◆ Aim ◆
Determine how many lines in these records hold "Elsevier". Only the number is wanted.

◆ Provided data ◆
** START **

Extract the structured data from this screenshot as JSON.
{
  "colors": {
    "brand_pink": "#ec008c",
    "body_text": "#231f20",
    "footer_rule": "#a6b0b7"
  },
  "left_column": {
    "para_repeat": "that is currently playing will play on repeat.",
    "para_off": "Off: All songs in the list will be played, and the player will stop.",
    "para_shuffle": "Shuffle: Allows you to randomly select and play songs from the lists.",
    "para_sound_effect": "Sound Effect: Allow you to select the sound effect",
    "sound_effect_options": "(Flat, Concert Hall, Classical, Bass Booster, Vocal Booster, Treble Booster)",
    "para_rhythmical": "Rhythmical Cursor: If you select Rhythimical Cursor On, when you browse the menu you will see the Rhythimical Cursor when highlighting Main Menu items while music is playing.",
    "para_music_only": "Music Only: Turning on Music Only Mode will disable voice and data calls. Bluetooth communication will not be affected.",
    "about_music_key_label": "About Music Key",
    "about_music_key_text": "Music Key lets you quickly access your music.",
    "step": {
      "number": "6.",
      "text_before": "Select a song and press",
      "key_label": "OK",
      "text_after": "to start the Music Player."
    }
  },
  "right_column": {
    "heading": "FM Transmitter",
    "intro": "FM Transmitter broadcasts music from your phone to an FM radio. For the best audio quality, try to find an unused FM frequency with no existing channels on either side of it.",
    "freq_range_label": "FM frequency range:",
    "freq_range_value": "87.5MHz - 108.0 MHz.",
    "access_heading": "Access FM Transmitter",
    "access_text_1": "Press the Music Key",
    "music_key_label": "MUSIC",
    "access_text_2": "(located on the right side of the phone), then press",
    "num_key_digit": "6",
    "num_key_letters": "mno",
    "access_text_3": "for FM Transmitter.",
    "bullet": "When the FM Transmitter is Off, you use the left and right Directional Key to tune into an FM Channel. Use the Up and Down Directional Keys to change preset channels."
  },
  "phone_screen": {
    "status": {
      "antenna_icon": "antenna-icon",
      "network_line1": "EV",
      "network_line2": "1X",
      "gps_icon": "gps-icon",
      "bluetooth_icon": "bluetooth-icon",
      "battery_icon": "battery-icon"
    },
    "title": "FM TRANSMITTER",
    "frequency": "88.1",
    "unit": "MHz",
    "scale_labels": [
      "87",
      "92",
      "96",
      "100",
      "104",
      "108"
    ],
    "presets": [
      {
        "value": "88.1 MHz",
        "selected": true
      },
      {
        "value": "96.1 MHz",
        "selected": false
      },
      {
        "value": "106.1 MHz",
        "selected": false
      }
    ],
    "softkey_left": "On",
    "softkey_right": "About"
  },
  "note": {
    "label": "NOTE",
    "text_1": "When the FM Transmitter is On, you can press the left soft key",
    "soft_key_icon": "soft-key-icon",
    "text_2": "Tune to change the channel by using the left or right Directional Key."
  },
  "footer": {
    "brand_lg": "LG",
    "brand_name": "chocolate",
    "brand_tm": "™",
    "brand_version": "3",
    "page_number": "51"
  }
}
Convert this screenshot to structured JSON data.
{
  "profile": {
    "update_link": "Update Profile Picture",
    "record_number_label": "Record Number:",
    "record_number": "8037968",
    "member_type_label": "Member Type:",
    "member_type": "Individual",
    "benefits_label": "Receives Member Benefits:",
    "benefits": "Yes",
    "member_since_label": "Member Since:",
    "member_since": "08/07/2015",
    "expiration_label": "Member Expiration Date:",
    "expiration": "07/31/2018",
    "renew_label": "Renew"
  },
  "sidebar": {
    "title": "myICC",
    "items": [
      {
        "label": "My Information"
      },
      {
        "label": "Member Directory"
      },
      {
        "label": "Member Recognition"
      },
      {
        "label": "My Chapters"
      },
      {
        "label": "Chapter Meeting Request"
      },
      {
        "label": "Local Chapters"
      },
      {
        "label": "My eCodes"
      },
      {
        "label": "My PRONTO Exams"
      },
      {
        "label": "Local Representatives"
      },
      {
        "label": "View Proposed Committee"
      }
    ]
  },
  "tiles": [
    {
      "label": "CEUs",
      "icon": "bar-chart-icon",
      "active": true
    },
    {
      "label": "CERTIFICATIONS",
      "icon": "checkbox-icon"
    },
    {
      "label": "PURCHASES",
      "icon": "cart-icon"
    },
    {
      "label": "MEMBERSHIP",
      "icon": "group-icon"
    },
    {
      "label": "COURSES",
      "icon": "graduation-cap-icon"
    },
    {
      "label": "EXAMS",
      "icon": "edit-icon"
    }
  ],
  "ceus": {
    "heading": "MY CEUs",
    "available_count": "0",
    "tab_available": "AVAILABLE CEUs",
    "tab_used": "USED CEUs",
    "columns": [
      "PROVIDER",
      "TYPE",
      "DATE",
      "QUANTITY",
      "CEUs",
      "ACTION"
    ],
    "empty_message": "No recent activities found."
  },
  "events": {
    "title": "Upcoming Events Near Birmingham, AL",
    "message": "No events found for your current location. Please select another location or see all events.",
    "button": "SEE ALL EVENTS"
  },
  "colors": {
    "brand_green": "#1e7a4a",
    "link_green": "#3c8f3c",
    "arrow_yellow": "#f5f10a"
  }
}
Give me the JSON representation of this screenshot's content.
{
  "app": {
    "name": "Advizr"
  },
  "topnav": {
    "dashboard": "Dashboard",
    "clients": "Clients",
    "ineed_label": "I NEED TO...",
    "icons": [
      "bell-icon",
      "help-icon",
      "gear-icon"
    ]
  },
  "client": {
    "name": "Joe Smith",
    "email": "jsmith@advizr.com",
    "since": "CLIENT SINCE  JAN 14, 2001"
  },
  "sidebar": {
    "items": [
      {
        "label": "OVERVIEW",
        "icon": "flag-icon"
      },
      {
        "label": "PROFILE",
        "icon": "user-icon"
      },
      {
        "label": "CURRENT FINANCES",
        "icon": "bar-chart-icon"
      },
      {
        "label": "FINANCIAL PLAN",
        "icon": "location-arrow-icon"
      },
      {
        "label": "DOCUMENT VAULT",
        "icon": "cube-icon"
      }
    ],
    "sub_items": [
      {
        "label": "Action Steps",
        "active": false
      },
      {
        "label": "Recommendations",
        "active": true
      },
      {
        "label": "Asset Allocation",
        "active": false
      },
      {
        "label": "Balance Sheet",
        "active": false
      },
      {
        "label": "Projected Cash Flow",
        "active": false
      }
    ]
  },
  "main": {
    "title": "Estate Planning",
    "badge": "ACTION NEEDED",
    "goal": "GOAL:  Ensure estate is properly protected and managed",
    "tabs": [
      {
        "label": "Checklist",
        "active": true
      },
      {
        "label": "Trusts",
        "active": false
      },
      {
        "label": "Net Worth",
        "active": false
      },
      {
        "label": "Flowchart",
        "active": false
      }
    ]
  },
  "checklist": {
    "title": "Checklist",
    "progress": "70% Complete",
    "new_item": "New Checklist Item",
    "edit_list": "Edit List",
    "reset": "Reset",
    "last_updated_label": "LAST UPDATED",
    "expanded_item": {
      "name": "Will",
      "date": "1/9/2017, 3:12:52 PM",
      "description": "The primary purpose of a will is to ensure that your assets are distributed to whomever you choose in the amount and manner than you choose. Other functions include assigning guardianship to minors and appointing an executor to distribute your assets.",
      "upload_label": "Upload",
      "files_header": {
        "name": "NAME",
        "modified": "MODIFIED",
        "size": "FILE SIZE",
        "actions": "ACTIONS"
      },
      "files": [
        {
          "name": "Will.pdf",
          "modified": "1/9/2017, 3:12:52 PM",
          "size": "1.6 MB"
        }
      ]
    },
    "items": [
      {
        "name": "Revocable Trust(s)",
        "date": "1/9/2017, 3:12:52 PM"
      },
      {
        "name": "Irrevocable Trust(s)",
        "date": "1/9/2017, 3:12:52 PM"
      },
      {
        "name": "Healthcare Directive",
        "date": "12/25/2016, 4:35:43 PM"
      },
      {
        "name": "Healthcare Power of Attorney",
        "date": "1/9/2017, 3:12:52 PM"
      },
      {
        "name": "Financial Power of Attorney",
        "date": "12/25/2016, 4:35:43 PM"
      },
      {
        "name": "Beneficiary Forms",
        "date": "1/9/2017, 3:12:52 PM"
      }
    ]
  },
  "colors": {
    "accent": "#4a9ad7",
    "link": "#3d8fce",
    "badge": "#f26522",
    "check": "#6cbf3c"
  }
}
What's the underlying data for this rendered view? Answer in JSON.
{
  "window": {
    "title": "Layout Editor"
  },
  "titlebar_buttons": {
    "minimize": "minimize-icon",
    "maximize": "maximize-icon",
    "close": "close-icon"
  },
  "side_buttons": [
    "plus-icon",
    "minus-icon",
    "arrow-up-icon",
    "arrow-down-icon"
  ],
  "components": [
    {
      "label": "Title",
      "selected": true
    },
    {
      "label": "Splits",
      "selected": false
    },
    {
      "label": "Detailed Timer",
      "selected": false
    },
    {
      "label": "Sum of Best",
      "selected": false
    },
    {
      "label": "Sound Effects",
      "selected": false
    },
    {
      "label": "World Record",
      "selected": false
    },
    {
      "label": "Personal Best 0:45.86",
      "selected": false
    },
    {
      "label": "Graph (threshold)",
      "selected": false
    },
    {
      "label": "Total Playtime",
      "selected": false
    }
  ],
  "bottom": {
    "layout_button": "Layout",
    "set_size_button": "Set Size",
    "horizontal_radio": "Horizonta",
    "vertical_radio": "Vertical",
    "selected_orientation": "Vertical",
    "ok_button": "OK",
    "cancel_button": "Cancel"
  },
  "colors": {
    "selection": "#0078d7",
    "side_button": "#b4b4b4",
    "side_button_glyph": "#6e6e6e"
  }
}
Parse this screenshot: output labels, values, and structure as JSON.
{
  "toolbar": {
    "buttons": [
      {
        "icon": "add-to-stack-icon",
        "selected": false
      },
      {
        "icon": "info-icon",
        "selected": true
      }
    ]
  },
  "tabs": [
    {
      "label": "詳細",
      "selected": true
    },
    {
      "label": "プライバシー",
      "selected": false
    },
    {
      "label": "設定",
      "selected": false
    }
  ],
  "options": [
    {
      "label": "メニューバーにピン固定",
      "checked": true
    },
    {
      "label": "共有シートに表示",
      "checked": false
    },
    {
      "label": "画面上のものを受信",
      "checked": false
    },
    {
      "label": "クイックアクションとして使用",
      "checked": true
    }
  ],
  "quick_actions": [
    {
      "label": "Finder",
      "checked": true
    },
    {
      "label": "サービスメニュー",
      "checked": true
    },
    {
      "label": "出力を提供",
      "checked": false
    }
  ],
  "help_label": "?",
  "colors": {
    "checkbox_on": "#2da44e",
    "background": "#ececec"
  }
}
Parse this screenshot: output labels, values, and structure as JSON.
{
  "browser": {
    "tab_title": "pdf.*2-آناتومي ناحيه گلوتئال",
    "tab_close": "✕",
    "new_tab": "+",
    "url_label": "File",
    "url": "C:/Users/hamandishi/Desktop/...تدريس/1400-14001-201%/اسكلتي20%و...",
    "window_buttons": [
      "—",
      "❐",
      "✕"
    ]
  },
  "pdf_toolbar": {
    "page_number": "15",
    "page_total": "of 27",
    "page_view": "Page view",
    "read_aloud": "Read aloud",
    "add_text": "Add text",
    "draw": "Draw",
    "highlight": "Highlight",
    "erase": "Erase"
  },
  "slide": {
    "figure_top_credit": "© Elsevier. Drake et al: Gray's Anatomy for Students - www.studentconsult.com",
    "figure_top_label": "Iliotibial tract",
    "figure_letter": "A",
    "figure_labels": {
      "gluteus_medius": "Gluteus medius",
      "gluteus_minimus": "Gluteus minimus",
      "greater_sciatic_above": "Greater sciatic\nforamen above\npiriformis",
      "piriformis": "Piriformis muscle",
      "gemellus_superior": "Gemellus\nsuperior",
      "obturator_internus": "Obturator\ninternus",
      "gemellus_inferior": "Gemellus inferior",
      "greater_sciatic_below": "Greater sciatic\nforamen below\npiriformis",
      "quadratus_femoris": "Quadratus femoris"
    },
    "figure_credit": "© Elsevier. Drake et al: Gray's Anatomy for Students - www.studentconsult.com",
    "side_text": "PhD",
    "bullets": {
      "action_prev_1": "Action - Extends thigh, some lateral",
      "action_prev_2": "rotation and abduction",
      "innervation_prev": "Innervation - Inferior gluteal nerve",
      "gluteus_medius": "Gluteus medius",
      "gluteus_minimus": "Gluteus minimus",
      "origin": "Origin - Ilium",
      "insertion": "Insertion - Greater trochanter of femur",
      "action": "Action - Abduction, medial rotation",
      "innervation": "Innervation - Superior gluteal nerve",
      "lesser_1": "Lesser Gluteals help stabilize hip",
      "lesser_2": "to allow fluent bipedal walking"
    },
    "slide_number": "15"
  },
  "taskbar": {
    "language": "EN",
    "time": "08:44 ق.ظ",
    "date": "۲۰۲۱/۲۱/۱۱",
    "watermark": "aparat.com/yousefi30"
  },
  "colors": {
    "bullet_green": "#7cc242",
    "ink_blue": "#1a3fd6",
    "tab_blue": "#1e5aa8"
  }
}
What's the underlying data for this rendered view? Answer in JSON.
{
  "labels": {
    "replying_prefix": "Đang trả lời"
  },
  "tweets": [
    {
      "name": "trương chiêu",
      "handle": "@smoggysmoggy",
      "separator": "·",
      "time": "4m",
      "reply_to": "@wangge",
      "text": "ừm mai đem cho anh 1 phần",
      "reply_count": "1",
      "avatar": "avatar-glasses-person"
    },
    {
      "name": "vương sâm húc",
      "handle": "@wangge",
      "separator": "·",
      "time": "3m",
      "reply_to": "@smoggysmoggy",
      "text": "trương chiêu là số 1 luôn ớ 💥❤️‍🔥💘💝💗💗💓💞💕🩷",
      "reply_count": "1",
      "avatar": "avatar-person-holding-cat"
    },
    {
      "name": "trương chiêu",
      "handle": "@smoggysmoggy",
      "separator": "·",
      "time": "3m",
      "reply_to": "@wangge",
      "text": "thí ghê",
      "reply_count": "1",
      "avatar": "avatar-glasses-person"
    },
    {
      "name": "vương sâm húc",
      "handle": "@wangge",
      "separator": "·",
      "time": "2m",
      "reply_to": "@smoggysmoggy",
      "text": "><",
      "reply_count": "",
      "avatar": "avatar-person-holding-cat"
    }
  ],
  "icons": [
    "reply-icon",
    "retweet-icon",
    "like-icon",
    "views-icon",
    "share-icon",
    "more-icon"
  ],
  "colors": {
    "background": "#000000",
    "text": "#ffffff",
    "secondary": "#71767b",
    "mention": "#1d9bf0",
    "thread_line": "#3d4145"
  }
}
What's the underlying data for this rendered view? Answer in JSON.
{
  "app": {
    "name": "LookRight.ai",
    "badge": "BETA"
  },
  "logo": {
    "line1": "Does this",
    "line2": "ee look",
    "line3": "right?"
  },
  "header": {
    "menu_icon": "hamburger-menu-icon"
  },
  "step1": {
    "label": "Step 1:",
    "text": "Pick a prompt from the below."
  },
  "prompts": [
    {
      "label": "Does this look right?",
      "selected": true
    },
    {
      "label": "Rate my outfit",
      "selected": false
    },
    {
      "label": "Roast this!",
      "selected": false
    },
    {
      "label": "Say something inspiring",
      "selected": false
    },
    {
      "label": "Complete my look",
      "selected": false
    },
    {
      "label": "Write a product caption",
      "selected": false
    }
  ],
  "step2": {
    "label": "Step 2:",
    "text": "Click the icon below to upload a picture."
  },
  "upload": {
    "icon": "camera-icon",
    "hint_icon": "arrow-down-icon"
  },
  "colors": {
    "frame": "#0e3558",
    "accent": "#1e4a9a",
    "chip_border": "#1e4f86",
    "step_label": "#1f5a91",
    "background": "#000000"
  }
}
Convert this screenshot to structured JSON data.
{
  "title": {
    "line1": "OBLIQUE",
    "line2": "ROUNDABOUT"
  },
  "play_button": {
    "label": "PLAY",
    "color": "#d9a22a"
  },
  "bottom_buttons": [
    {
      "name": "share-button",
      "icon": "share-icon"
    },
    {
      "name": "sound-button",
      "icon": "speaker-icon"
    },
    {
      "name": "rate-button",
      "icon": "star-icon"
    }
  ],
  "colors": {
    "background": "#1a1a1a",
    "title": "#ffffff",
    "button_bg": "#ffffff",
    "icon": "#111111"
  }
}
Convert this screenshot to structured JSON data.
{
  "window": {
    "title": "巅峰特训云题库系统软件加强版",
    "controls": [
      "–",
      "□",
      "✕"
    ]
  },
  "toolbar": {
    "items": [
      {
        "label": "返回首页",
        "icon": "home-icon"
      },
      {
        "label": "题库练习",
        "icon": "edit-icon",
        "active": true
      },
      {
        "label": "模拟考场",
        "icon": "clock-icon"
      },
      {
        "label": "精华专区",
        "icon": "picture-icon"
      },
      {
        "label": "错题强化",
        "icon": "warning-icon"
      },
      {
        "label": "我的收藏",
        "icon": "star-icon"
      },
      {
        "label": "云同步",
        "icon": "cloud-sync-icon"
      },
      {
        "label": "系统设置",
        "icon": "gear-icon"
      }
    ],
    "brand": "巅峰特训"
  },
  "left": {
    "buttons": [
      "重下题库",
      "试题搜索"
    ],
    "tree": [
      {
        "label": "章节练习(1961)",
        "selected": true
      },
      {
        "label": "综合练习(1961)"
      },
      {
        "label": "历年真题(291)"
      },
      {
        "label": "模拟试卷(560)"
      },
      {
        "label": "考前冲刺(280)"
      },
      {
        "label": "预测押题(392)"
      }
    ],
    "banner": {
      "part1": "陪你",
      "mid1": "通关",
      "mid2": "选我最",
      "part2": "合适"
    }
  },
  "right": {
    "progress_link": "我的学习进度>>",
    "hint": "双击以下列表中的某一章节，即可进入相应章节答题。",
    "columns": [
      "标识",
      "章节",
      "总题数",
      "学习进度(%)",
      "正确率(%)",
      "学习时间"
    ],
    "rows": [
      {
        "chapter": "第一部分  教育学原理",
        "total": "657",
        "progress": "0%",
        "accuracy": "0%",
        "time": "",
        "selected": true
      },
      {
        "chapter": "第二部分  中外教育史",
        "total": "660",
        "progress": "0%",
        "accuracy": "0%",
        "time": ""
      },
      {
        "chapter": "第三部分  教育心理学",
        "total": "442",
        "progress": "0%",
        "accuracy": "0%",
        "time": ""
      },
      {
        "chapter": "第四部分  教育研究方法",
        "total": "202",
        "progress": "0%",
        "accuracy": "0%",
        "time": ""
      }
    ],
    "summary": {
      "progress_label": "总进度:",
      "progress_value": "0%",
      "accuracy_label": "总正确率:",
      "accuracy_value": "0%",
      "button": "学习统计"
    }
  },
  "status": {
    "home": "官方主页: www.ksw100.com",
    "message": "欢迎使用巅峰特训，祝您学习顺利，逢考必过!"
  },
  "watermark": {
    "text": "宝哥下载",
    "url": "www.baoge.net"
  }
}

** END **

◆ Response for this exercise ◆
2